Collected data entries
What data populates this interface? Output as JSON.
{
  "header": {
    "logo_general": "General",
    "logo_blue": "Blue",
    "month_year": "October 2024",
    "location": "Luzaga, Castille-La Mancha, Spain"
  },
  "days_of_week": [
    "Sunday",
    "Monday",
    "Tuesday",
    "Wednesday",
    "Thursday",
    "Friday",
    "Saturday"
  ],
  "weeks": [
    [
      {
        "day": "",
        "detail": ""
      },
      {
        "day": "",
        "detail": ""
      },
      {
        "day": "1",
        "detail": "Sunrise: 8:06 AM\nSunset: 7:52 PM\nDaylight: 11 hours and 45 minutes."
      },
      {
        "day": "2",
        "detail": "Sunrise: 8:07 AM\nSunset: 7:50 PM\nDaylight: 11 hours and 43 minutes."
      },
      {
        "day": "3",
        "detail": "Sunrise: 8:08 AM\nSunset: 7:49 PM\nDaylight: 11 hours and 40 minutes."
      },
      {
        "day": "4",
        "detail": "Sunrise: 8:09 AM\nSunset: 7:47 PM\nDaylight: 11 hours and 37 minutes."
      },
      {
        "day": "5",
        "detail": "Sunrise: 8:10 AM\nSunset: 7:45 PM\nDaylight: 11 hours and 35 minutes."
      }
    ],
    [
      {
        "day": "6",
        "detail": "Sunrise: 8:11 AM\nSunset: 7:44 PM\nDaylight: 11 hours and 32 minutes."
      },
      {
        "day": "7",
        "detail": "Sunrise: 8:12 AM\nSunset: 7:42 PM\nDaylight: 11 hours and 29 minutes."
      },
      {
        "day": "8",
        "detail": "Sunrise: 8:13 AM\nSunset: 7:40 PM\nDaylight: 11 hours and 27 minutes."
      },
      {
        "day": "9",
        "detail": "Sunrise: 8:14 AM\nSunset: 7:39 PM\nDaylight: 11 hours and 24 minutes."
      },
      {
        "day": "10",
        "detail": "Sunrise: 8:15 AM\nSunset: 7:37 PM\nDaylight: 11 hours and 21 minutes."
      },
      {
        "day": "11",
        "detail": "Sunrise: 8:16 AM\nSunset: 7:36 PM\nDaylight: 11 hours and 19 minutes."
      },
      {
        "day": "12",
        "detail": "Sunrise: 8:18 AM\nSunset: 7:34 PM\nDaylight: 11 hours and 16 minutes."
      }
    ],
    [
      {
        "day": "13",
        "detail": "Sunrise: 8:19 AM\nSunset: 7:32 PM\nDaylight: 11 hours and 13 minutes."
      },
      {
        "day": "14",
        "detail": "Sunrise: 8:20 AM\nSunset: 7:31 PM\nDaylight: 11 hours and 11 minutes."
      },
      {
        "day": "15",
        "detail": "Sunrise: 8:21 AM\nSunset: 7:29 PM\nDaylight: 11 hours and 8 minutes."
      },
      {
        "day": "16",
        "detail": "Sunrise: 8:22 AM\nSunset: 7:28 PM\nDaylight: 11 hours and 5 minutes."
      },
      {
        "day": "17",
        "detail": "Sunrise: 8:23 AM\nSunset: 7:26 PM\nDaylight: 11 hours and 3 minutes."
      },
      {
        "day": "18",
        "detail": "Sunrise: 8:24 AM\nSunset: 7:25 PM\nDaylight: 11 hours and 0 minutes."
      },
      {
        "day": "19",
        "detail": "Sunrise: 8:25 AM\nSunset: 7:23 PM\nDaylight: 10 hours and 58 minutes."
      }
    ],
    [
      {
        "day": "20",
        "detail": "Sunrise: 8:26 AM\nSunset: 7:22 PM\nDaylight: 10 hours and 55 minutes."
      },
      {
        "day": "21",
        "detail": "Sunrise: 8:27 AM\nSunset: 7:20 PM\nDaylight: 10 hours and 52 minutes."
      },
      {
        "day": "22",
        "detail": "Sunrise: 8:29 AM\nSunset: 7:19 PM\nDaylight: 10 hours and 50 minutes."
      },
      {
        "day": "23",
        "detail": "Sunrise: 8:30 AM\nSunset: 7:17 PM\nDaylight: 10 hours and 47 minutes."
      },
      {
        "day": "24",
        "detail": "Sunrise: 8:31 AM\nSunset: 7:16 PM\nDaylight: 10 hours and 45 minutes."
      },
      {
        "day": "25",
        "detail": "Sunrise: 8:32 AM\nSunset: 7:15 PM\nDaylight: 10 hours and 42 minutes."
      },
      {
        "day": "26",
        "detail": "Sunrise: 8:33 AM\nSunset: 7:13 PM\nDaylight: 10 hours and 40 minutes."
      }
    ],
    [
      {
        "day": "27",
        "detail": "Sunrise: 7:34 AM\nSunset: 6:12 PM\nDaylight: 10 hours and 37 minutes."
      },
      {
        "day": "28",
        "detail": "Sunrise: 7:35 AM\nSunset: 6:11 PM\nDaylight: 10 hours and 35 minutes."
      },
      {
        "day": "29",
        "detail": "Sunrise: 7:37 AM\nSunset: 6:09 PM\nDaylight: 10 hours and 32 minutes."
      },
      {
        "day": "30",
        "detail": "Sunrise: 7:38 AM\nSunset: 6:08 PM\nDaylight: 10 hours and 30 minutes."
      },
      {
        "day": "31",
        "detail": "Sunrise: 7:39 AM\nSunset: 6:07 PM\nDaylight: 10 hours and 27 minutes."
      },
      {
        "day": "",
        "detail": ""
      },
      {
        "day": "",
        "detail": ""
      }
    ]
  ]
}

--

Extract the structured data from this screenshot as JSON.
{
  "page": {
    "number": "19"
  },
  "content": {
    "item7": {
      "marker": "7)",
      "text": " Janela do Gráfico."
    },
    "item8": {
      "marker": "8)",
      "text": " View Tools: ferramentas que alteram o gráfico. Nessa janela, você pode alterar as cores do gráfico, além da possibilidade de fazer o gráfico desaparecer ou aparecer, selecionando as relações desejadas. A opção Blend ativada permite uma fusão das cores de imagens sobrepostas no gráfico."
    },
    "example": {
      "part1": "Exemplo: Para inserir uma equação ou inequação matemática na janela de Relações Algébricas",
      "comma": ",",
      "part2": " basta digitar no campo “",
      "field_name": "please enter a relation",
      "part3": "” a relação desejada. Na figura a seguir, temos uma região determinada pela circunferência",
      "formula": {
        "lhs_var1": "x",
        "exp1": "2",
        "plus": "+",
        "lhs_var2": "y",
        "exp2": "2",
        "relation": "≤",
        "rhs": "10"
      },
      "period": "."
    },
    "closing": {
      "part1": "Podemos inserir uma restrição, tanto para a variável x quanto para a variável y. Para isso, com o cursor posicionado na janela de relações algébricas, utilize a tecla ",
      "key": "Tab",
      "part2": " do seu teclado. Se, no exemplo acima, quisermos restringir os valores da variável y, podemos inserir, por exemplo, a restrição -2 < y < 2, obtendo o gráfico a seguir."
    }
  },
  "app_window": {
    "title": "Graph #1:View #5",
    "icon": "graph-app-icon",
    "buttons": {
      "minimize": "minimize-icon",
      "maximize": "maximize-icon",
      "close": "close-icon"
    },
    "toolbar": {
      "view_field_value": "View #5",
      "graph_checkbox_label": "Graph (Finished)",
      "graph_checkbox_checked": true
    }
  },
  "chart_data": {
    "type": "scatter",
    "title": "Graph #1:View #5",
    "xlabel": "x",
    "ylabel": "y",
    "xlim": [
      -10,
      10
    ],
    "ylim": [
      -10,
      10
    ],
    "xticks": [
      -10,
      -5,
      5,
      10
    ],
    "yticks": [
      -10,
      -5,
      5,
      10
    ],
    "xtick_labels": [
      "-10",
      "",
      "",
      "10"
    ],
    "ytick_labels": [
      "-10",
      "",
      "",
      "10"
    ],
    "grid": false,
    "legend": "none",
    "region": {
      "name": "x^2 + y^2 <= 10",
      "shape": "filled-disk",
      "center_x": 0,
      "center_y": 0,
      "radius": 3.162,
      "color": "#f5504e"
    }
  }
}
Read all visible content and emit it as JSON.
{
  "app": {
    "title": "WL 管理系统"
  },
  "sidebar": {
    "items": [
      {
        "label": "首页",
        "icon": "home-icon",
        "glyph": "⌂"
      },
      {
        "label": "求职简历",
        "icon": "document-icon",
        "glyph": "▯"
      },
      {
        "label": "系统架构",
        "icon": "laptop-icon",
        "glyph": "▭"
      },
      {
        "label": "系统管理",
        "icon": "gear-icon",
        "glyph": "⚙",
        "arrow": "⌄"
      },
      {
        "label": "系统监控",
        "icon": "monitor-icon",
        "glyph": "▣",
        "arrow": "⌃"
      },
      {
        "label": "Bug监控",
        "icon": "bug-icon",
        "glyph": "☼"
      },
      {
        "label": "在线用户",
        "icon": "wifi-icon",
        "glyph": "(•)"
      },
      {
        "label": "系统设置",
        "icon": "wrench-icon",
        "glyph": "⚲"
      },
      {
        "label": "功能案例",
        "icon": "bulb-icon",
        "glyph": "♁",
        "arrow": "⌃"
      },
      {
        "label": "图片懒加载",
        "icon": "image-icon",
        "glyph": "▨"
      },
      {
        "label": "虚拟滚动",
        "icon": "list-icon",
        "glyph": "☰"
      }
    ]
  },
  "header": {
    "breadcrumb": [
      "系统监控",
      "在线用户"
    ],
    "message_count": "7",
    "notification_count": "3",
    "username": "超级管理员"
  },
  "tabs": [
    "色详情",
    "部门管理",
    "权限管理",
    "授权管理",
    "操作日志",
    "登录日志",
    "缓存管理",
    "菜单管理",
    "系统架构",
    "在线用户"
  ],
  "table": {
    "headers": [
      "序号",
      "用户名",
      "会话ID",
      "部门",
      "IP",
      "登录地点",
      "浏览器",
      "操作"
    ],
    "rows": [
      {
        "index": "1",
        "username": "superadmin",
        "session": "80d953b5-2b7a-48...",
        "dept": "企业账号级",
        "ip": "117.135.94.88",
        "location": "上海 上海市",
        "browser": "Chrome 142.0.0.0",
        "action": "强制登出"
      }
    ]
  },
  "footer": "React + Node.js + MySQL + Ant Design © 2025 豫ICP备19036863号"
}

## EXERCISE DETAILS
Locate all lines holding the word "content", then copy them out.

## WORKED SOLUTION
  "content": {
Read all visible content and emit it as JSON.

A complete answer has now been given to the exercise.